GIVEN DATA

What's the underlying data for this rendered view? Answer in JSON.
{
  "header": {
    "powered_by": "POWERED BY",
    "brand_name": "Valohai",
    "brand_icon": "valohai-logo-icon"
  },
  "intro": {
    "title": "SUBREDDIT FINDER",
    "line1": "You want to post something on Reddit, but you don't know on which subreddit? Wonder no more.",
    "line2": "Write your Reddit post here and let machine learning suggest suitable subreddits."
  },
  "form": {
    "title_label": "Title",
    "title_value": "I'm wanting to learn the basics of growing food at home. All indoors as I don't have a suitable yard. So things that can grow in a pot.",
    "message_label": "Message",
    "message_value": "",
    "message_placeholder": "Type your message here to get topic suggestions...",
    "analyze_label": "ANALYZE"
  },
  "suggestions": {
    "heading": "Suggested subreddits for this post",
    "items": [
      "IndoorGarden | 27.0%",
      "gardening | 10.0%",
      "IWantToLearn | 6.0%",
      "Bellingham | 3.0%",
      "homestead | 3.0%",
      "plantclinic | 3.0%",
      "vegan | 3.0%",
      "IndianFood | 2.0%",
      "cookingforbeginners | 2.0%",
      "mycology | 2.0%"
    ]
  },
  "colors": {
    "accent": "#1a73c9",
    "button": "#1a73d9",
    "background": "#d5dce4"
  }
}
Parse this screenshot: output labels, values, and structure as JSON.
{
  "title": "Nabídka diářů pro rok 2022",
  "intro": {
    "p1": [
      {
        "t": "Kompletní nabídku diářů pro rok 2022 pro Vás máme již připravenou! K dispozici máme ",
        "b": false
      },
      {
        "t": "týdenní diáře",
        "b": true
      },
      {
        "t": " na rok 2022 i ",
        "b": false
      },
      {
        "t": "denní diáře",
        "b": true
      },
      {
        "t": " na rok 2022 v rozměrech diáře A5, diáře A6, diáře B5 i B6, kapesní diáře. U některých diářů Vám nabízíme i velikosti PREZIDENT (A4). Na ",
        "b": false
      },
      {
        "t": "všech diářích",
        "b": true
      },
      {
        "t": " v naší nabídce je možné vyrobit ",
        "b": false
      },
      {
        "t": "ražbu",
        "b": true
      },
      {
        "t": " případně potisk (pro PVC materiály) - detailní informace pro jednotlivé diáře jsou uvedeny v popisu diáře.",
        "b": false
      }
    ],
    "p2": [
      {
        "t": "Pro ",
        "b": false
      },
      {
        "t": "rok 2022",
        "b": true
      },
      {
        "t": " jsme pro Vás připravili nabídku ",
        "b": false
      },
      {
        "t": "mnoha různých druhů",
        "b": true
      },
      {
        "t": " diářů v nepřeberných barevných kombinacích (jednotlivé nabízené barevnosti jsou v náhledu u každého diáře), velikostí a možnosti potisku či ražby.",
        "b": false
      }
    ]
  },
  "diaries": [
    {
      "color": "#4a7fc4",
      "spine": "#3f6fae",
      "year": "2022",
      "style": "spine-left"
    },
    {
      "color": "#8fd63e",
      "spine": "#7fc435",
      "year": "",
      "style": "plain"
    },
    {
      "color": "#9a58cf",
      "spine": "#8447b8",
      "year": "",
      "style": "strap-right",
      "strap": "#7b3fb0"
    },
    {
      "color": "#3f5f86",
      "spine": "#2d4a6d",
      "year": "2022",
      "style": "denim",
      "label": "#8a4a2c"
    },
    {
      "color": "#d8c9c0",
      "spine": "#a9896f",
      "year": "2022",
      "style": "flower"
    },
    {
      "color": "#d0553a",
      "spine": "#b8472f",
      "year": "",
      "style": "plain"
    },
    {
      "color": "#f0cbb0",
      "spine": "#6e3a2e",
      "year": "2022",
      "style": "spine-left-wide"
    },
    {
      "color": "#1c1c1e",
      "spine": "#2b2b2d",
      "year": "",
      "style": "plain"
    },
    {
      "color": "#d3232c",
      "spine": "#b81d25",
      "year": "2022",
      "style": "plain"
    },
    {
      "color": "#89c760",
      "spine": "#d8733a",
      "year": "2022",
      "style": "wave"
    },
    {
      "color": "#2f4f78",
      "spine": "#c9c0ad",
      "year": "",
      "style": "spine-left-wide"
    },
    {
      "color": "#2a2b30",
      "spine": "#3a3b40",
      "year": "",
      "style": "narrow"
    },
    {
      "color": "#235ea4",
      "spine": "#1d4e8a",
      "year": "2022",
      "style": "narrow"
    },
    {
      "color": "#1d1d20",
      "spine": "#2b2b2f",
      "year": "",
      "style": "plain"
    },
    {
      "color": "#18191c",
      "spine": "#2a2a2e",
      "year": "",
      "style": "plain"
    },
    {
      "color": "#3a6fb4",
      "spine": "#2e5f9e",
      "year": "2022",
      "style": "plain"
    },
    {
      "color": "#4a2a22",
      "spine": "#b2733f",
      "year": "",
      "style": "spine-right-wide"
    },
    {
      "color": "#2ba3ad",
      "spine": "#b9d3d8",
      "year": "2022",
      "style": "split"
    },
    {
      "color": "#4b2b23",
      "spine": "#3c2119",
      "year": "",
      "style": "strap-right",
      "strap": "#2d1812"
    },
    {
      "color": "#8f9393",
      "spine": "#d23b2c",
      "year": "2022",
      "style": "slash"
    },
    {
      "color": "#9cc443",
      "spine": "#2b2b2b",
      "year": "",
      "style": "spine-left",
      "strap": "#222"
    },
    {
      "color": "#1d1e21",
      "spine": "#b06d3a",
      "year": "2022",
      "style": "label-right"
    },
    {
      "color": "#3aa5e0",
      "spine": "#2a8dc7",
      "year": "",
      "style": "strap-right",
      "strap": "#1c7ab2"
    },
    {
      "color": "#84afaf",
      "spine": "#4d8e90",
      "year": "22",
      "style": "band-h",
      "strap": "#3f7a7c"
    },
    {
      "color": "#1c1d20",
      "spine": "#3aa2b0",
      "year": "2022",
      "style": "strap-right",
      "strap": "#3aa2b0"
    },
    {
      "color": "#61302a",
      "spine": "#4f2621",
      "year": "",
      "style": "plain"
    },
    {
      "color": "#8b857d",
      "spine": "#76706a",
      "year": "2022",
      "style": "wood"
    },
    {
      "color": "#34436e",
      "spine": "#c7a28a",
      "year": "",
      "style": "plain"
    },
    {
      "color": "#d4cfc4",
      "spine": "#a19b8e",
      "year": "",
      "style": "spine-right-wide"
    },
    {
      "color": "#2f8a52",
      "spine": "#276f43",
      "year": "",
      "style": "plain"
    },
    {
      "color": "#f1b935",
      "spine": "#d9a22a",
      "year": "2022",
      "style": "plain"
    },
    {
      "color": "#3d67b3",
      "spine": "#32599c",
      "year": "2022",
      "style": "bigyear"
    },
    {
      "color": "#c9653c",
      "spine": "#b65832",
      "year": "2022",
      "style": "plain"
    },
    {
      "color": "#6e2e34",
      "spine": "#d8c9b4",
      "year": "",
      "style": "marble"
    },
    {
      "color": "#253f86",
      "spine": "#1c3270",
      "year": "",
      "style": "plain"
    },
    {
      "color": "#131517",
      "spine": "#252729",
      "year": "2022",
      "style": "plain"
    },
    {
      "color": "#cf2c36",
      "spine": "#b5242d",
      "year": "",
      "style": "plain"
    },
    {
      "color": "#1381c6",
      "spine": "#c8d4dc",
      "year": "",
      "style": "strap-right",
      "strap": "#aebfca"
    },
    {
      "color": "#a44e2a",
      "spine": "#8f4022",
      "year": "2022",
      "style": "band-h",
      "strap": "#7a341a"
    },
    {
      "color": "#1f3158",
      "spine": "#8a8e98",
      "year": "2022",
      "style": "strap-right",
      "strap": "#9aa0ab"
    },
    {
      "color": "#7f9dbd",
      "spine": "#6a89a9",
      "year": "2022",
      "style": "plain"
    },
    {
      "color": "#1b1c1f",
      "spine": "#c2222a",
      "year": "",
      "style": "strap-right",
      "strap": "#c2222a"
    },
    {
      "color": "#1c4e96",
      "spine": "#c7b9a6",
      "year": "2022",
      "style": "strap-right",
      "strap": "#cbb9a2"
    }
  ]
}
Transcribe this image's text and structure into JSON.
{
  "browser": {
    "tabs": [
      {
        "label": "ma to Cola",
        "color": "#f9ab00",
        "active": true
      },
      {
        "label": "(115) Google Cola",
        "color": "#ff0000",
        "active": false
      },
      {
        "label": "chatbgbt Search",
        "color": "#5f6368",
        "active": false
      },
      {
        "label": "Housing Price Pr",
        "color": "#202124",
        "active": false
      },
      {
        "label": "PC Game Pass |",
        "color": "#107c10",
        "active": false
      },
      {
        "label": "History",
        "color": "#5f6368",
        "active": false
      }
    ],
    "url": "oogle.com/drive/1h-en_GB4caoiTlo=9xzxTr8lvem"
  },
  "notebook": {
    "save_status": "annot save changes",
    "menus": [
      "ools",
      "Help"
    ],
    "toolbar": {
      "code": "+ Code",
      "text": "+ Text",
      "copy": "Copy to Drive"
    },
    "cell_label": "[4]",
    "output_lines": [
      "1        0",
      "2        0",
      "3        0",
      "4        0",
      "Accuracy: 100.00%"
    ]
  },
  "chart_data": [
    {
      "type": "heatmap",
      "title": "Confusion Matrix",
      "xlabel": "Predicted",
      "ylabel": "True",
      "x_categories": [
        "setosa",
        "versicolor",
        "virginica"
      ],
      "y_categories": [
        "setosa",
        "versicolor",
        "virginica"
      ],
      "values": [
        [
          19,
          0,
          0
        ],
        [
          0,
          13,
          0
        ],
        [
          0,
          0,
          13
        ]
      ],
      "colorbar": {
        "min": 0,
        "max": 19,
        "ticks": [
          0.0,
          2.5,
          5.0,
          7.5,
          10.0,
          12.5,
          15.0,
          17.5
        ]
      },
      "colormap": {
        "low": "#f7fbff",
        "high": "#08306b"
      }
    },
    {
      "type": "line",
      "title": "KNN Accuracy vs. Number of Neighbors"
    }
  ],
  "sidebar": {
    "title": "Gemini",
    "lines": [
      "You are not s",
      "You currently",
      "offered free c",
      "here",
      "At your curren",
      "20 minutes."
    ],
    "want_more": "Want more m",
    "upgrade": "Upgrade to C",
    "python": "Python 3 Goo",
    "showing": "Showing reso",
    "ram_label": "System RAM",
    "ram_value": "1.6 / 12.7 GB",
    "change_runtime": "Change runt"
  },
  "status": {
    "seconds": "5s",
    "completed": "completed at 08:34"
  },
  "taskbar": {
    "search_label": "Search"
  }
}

AIM OF THE TASK
Look through the material and say how many lines hold "values". Give the number only.

TASK RESULT
2